◆ WHAT YOU WILL DO
In how many lines of the data does the word "Córdoba" appear? Give the number by itself.

◆ RECORDS SHOWN
_ _ _

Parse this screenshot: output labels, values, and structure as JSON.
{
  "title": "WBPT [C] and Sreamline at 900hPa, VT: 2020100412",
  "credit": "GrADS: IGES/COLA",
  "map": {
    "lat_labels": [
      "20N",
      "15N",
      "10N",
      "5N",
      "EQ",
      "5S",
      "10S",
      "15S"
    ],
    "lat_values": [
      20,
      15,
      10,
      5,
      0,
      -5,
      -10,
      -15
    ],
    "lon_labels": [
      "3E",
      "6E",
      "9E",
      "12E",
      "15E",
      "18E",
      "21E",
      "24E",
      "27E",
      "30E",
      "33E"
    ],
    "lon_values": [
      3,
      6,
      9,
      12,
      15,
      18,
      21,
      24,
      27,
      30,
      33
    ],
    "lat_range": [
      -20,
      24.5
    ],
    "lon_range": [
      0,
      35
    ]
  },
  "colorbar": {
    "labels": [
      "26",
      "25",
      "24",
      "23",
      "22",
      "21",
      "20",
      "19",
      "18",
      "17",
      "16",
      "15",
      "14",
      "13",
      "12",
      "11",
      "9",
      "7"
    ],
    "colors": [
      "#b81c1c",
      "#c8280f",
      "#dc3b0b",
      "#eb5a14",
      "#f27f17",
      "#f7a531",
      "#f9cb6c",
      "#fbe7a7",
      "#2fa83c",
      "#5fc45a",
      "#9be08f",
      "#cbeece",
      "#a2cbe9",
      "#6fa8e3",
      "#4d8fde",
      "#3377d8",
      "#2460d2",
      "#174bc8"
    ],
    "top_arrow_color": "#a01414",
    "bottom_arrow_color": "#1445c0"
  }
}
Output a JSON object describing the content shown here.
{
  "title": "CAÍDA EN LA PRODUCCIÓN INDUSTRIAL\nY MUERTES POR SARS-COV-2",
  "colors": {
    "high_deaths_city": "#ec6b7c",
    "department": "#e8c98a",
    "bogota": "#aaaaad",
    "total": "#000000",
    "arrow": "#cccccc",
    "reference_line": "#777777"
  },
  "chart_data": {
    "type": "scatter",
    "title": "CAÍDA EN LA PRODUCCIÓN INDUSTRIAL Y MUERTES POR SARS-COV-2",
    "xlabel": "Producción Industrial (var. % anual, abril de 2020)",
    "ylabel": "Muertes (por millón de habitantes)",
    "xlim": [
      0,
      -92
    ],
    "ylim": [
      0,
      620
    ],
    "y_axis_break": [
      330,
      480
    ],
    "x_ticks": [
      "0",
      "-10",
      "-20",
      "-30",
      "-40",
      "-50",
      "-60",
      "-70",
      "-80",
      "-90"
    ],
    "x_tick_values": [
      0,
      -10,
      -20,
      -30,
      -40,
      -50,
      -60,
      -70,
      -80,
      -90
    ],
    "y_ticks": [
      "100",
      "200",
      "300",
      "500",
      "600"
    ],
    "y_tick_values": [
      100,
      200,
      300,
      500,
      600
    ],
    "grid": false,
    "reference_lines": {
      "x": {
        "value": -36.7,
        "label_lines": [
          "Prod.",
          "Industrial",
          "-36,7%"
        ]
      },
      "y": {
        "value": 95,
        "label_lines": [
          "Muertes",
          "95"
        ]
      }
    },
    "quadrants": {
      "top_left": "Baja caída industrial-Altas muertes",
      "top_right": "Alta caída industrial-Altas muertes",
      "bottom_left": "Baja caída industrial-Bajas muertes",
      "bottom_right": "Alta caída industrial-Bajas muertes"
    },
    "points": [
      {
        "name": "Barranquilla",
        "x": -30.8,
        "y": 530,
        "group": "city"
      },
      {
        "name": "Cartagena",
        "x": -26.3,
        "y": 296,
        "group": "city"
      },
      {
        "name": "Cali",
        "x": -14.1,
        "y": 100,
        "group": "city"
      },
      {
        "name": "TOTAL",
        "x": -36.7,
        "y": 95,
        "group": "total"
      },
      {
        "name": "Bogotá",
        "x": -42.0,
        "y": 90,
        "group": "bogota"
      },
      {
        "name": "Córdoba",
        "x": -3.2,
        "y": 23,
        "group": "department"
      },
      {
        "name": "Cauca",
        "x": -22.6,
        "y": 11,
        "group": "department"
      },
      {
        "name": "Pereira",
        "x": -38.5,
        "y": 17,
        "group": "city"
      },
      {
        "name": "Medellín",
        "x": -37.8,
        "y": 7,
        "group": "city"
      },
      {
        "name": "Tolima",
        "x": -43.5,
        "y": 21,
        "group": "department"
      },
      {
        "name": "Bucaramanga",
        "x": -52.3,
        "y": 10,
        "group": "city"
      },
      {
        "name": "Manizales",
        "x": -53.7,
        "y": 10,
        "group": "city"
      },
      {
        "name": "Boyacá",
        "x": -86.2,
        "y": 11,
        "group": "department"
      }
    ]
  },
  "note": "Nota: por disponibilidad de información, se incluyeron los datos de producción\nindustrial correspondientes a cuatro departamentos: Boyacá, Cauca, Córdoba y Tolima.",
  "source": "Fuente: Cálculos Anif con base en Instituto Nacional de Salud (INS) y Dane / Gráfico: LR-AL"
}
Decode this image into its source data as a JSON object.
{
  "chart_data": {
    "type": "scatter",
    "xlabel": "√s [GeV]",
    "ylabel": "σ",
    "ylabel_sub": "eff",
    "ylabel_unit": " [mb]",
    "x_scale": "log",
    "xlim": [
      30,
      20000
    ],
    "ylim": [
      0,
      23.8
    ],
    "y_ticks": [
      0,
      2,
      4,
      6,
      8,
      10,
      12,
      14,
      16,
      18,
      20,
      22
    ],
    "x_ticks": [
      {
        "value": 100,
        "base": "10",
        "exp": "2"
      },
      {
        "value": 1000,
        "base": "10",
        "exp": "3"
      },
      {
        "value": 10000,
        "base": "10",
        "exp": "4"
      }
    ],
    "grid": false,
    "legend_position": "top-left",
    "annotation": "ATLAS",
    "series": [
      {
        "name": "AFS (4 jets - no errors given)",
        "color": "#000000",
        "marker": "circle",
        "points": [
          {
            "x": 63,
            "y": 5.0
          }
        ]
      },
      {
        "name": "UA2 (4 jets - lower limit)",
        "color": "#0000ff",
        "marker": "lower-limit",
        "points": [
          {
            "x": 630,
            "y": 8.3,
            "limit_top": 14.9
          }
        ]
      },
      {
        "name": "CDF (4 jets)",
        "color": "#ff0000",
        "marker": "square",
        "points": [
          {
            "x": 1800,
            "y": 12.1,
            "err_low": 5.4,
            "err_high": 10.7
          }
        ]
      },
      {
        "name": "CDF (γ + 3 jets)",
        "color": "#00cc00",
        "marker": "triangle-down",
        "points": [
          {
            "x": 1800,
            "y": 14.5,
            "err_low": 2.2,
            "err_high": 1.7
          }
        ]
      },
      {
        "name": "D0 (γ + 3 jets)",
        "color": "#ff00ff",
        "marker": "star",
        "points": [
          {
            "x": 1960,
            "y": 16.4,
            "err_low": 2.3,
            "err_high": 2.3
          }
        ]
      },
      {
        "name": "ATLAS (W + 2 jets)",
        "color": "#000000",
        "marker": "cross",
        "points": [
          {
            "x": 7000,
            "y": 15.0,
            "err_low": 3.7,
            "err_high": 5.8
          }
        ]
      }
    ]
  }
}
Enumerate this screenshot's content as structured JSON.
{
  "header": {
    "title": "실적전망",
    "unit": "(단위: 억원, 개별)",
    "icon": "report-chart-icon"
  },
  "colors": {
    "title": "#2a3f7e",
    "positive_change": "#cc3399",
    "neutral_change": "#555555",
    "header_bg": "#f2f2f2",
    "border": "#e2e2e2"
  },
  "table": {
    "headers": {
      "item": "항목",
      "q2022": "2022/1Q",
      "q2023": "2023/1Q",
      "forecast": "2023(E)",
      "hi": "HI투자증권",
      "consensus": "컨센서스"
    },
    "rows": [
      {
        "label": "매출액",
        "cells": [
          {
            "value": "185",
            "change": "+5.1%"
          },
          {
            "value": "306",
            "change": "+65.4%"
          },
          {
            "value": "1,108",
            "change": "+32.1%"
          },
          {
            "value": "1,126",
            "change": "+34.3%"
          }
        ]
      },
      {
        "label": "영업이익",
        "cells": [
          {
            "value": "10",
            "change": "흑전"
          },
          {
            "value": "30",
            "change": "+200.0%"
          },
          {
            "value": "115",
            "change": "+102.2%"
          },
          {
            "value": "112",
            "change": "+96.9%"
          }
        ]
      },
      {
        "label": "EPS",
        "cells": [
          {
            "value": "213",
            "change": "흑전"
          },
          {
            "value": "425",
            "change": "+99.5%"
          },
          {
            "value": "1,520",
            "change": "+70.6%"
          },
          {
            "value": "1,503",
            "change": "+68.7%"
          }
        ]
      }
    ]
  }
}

_ _ _

◆ SOLUTION TO THIS PROBLEM
2